### REQUIRED WORK
Pick out and copy every line below that has the word "viento".

### AVAILABLE RECORDS
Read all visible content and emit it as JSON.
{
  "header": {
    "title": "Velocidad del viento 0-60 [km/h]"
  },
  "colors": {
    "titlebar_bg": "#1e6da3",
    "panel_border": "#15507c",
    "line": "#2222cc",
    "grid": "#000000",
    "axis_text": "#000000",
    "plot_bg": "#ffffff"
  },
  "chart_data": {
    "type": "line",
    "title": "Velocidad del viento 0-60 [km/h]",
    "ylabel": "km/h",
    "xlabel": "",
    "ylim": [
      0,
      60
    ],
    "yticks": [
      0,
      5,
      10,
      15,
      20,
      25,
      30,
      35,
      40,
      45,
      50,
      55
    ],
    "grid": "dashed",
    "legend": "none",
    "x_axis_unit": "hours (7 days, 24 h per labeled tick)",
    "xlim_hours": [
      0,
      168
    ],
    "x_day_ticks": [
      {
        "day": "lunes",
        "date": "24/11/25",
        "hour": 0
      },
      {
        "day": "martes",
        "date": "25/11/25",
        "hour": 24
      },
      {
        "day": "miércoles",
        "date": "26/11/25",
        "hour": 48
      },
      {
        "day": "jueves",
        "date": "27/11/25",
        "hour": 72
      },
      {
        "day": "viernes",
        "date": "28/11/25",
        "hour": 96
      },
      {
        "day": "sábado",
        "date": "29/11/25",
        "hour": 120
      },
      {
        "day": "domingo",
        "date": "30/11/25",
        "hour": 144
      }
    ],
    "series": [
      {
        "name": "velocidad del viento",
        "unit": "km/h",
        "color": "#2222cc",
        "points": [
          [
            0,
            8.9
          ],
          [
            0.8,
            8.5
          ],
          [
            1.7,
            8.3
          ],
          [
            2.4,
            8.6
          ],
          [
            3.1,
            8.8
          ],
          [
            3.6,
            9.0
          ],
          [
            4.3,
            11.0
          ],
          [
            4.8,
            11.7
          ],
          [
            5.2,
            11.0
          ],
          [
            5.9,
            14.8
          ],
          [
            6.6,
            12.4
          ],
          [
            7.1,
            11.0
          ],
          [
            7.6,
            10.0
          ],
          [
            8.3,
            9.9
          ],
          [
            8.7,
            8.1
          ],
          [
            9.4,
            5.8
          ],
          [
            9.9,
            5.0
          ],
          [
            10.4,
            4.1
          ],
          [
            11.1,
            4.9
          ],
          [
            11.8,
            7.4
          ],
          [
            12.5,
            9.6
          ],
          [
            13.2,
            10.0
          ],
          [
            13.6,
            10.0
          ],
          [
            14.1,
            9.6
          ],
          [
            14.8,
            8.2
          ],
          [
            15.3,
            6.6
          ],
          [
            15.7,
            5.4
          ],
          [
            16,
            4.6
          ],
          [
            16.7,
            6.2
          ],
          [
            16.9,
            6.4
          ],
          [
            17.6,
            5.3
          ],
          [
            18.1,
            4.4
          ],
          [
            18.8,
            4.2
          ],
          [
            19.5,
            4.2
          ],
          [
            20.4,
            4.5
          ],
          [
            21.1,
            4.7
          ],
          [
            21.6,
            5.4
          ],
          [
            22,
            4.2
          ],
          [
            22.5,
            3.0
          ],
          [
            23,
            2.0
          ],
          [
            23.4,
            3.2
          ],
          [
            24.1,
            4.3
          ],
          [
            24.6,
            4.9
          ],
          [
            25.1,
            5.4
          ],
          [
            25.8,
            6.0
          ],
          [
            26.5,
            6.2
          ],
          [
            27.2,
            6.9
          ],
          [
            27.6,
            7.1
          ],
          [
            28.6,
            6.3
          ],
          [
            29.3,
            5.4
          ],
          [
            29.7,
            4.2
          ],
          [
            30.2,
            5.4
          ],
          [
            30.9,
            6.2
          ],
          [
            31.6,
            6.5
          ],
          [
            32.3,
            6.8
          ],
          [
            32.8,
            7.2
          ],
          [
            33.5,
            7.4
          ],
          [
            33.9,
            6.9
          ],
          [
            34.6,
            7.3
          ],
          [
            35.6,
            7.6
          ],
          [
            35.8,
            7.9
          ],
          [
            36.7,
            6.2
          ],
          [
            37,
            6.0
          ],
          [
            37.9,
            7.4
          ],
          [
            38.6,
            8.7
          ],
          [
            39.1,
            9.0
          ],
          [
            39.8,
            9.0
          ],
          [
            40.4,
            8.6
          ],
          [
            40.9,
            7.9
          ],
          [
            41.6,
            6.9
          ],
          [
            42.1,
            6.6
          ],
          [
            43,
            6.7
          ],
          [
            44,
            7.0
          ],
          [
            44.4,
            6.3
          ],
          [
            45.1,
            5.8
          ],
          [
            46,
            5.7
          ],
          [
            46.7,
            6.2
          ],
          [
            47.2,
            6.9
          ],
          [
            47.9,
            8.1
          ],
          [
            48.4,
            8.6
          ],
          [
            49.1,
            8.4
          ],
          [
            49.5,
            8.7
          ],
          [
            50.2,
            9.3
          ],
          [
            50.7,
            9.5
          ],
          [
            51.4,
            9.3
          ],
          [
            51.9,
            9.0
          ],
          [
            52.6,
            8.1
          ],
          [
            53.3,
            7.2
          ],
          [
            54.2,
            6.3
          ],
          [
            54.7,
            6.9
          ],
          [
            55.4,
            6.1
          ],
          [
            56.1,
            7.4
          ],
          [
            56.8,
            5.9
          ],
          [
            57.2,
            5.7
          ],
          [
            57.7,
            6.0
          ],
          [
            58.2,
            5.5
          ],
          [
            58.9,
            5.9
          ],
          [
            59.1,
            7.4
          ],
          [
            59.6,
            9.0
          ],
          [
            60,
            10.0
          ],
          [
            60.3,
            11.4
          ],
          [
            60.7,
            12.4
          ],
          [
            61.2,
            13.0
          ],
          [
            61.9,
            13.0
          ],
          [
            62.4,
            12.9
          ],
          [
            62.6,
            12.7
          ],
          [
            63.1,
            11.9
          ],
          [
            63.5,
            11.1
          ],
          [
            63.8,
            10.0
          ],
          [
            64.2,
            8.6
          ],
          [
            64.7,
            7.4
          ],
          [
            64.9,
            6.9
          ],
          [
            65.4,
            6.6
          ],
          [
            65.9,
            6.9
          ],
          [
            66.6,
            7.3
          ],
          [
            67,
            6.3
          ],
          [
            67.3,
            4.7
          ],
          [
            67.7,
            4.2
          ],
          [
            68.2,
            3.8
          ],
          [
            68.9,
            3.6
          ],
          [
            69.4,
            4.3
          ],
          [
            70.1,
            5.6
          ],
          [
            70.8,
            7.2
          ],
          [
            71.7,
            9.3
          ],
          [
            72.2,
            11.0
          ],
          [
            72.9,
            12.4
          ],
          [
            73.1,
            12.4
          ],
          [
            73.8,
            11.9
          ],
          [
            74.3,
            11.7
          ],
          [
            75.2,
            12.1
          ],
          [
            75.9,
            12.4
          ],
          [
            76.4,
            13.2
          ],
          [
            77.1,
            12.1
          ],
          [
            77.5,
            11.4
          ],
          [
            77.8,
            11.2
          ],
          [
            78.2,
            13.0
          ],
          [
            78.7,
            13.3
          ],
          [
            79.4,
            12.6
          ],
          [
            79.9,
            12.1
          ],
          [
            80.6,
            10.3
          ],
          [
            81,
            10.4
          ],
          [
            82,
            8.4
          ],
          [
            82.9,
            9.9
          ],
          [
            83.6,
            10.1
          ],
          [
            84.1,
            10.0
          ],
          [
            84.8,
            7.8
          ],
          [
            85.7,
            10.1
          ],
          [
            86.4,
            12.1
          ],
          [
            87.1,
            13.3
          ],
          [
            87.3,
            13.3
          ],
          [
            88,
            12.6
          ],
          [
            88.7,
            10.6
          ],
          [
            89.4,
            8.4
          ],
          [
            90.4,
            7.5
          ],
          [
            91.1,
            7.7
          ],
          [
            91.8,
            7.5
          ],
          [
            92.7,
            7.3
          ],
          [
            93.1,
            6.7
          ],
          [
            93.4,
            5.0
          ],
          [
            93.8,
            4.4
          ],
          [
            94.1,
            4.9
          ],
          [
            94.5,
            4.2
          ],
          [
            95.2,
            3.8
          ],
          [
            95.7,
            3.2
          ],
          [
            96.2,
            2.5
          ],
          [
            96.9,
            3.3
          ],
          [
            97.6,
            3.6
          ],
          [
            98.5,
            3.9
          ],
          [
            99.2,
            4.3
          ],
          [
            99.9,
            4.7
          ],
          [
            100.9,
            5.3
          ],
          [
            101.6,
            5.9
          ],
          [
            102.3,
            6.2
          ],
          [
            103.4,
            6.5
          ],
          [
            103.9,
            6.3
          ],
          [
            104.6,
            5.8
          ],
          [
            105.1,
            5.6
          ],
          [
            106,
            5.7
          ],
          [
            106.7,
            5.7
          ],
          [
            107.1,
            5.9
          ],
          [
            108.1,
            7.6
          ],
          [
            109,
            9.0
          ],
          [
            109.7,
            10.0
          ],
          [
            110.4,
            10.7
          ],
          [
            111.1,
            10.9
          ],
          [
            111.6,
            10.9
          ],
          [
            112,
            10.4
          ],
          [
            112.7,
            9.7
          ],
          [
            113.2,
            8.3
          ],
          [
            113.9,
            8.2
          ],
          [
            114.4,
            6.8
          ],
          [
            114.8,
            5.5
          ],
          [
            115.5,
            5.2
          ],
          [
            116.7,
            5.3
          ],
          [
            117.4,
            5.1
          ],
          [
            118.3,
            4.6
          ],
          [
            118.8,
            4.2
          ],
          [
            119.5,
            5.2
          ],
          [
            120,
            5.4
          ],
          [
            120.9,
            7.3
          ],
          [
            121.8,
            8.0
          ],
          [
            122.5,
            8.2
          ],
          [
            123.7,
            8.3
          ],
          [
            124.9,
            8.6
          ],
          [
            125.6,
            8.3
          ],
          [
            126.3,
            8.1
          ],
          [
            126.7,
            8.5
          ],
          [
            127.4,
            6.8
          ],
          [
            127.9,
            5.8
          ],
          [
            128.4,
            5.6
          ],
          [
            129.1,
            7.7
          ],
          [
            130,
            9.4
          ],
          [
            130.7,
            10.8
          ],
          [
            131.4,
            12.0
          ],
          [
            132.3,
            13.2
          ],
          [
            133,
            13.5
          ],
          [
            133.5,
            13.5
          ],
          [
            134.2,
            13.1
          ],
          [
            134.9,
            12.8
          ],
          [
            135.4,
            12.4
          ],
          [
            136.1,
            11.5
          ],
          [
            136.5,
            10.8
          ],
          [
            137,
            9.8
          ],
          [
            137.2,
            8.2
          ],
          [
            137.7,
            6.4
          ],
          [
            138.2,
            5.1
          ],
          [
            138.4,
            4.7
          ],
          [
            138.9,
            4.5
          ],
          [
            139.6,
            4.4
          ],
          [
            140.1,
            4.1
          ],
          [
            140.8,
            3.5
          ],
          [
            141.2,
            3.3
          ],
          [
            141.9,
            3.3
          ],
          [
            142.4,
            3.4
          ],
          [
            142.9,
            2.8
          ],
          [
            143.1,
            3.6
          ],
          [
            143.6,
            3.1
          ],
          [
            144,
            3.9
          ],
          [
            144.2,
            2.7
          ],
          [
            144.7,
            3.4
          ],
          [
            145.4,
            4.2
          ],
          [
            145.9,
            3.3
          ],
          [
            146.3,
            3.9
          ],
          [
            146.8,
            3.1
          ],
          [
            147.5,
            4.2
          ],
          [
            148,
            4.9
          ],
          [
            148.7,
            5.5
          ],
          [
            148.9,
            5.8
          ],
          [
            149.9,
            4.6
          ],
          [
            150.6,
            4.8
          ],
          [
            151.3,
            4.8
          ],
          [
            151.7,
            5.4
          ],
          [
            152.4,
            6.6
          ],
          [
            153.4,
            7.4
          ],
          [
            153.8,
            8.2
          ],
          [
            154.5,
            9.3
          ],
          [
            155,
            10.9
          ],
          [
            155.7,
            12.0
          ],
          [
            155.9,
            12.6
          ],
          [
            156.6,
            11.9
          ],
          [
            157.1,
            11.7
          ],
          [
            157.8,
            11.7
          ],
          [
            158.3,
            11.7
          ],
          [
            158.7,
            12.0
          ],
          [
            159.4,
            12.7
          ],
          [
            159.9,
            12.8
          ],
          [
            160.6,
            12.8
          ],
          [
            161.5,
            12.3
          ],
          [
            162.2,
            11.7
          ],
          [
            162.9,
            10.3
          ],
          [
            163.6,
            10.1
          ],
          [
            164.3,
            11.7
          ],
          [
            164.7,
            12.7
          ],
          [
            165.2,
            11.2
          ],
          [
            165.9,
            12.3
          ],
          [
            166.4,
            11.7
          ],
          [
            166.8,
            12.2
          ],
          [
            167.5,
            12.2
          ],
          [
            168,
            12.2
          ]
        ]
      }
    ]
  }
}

### COMPLETE ANSWER
    "title": "Velocidad del viento 0-60 [km/h]"
    "title": "Velocidad del viento 0-60 [km/h]",
        "name": "velocidad del viento",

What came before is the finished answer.